DIRECTIVE.
Give the number of lines that include the string "heading", nothing more.
════════════════════
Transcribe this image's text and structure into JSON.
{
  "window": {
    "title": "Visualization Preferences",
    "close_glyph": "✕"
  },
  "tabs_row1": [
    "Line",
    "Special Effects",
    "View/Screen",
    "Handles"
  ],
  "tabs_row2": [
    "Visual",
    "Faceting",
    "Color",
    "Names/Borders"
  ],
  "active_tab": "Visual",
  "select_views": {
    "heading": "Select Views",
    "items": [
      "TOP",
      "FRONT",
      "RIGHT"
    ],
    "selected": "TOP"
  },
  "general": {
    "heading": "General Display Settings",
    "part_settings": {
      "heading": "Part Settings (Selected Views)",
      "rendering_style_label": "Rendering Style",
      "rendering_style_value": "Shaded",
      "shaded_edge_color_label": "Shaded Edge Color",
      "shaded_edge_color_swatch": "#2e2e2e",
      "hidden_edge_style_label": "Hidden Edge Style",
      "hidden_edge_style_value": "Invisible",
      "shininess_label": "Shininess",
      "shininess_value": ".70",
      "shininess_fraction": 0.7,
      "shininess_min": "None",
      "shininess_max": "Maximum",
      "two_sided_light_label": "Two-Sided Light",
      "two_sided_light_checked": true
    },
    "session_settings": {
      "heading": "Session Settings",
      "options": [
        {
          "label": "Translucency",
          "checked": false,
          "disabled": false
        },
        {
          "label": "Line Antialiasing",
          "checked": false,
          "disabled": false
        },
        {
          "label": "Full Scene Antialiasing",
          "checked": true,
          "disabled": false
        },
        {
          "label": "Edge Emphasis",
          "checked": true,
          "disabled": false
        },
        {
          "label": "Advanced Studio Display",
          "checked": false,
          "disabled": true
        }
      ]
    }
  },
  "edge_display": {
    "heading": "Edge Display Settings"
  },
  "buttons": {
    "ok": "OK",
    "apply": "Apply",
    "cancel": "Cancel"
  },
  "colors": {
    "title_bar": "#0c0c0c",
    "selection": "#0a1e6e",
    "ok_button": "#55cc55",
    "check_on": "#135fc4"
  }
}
════════════════════
COMPLETE ANSWER.
5